15. Oktober 2024

Irrweg der Moderne – für eine kritische Auseinandersetzung mit dem Bauhaus

Antrag vom 15. Okto­ber 2024

Druck­sa­che 8/4681 (2 S.)

Kurz­be­schrei­bung:

Ange­sichts des Dop­pel­ju­bi­lä­ums des UNESCO-Welt­kul­tur­er­bes Bau­haus in den Jah­ren 2025 und 2026 for­dert die AfD-Frak­ti­on in ihrem Antrag die Lan­des­re­gie­rung dazu auf, das Bau­haus-Erbe als kunst­ge­schicht­li­ches und his­to­ri­sches Phä­no­men zu wür­di­gen, dabei jedoch eine ein­sei­ti­ge Glo­ri­fi­zie­rung der Bau­haus-Bewe­gung zu unter­las­sen. Statt­des­sen soll in einer kri­ti­schen Aus­ein­an­der­set­zung ein seriö­ses und kul­tur­ge­schicht­li­ches Gesamt­bild auf­ge­stellt wer­den, das alle Aspek­te des Bau­hau­ses beleuch­tet. Die kon­zep­tio­nel­le Aus­rich­tung des 100-jäh­ri­gen Jubi­lä­ums der Bau­haus­schu­le am Stand­ort Des­sau in den Jah­ren 2025/26 soll unter die­sem Aspekt wis­sen­schaft­lich neu bewer­tet und ent­spre­chend in das Aus­stel­lungs­kon­zept ein­ge­ar­bei­tet werden.

Anmerkungen zu Elementrahmen:
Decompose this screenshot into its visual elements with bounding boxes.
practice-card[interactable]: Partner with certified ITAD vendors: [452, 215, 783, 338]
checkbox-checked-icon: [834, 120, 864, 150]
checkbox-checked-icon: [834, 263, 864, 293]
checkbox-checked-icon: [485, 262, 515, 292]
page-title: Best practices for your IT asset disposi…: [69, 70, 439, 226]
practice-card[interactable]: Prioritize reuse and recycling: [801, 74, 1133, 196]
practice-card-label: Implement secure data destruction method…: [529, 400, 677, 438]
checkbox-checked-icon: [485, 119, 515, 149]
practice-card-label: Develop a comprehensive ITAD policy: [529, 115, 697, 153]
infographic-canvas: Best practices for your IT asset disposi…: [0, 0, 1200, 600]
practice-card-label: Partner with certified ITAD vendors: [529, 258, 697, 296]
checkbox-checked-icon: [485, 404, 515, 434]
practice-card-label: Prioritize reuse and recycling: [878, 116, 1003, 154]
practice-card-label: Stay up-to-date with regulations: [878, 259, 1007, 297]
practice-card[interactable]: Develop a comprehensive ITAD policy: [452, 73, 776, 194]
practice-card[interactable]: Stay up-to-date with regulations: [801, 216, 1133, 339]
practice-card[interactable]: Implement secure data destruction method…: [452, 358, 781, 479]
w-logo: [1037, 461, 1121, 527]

Zu erledigende Aufgaben:
[a] Geben Sie aus dem Antrag zum Bauhaus wörtlich den Abschnitt wieder, der mit den Worten „Druck­sa­che 8/4681 (2 S.)“ einsetzt und mit „Aus­stel­lungs­kon­zept ein­ge­ar­bei­tet werden.“ schließt.
[b] Ändern Sie in sämtlichen Einträgen zu den Elementrahmen „checkbox-checked-icon“ in „checkbox-icon“ und übernehmen Sie alles Übrige unverändert.
Der Antrag zum Bauhaus und die Einträge haben inhaltlich nichts miteinander zu tun.

Endgültige Antworten:
[a]
Druck­sa­che 8/4681 (2 S.)

Kurz­be­schrei­bung:

Ange­sichts des Dop­pel­ju­bi­lä­ums des UNESCO-Welt­kul­tur­er­bes Bau­haus in den Jah­ren 2025 und 2026 for­dert die AfD-Frak­ti­on in ihrem Antrag die Lan­des­re­gie­rung dazu auf, das Bau­haus-Erbe als kunst­ge­schicht­li­ches und his­to­ri­sches Phä­no­men zu wür­di­gen, dabei jedoch eine ein­sei­ti­ge Glo­ri­fi­zie­rung der Bau­haus-Bewe­gung zu unter­las­sen. Statt­des­sen soll in einer kri­ti­schen Aus­ein­an­der­set­zung ein seriö­ses und kul­tur­ge­schicht­li­ches Gesamt­bild auf­ge­stellt wer­den, das alle Aspek­te des Bau­hau­ses beleuch­tet. Die kon­zep­tio­nel­le Aus­rich­tung des 100-jäh­ri­gen Jubi­lä­ums der Bau­haus­schu­le am Stand­ort Des­sau in den Jah­ren 2025/26 soll unter die­sem Aspekt wis­sen­schaft­lich neu bewer­tet und ent­spre­chend in das Aus­stel­lungs­kon­zept ein­ge­ar­bei­tet werden.

[b]
Decompose this screenshot into its visual elements with bounding boxes.
practice-card[interactable]: Partner with certified ITAD vendors: [452, 215, 783, 338]
checkbox-icon: [834, 120, 864, 150]
checkbox-icon: [834, 263, 864, 293]
checkbox-icon: [485, 262, 515, 292]
page-title: Best practices for your IT asset disposi…: [69, 70, 439, 226]
practice-card[interactable]: Prioritize reuse and recycling: [801, 74, 1133, 196]
practice-card-label: Implement secure data destruction method…: [529, 400, 677, 438]
checkbox-icon: [485, 119, 515, 149]
practice-card-label: Develop a comprehensive ITAD policy: [529, 115, 697, 153]
infographic-canvas: Best practices for your IT asset disposi…: [0, 0, 1200, 600]
practice-card-label: Partner with certified ITAD vendors: [529, 258, 697, 296]
checkbox-icon: [485, 404, 515, 434]
practice-card-label: Prioritize reuse and recycling: [878, 116, 1003, 154]
practice-card-label: Stay up-to-date with regulations: [878, 259, 1007, 297]
practice-card[interactable]: Develop a comprehensive ITAD policy: [452, 73, 776, 194]
practice-card[interactable]: Stay up-to-date with regulations: [801, 216, 1133, 339]
practice-card[interactable]: Implement secure data destruction method…: [452, 358, 781, 479]
w-logo: [1037, 461, 1121, 527]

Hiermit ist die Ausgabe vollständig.